--- BEGIN Data provided ---
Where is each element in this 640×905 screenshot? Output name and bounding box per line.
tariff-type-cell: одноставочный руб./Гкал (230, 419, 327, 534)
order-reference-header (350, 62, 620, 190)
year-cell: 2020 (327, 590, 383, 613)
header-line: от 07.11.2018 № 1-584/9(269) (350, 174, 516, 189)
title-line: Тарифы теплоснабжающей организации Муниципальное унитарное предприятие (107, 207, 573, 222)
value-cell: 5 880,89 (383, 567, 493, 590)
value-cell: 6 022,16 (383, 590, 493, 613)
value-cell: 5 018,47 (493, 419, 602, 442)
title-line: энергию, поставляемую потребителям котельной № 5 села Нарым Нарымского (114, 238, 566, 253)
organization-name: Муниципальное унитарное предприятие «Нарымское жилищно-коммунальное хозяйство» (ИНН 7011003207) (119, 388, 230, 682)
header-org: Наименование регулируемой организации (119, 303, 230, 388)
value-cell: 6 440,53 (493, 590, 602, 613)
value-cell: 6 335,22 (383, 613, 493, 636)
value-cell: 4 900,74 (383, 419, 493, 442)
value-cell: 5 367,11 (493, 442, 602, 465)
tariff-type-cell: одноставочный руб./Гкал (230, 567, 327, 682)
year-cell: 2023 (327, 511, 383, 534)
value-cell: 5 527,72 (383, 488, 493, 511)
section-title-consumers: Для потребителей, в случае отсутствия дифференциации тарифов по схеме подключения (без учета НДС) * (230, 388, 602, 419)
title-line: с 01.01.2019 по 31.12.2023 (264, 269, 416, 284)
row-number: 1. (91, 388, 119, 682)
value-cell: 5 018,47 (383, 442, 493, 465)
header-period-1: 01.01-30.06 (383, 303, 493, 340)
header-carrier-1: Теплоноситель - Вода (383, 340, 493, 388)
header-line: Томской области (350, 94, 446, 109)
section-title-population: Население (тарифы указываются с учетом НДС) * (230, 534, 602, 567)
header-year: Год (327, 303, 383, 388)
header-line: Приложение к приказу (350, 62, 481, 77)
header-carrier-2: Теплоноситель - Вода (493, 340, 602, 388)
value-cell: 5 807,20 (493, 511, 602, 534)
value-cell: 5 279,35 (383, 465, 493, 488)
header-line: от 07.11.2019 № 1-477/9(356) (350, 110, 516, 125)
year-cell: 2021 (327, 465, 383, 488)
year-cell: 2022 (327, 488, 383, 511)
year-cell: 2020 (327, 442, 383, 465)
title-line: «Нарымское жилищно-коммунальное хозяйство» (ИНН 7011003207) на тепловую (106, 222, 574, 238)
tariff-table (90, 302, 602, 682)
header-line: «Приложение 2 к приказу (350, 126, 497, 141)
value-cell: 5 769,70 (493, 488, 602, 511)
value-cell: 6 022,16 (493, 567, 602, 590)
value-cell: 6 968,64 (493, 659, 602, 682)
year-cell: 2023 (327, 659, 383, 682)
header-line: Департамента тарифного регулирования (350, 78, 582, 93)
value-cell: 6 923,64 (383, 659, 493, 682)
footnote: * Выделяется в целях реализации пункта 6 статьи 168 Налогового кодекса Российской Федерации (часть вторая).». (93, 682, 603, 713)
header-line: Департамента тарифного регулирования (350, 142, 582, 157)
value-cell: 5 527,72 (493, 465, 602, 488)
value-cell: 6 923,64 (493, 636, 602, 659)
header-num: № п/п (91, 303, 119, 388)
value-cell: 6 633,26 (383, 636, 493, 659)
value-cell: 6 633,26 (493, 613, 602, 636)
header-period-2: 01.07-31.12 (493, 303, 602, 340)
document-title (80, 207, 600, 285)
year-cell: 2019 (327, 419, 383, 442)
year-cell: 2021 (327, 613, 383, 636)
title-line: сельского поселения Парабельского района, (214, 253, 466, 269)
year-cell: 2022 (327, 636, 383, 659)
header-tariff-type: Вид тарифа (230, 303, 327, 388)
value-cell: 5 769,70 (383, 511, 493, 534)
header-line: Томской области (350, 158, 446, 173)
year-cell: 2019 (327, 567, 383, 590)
--- END Data provided ---
= What to produce =
Report every line in the records above that contains the string "Теплоноситель", copying each line in full. Case counts, so match only lines with that exact capitalization.

= Result of this task =
header-carrier-1: Теплоноситель - Вода (383, 340, 493, 388)
header-carrier-2: Теплоноситель - Вода (493, 340, 602, 388)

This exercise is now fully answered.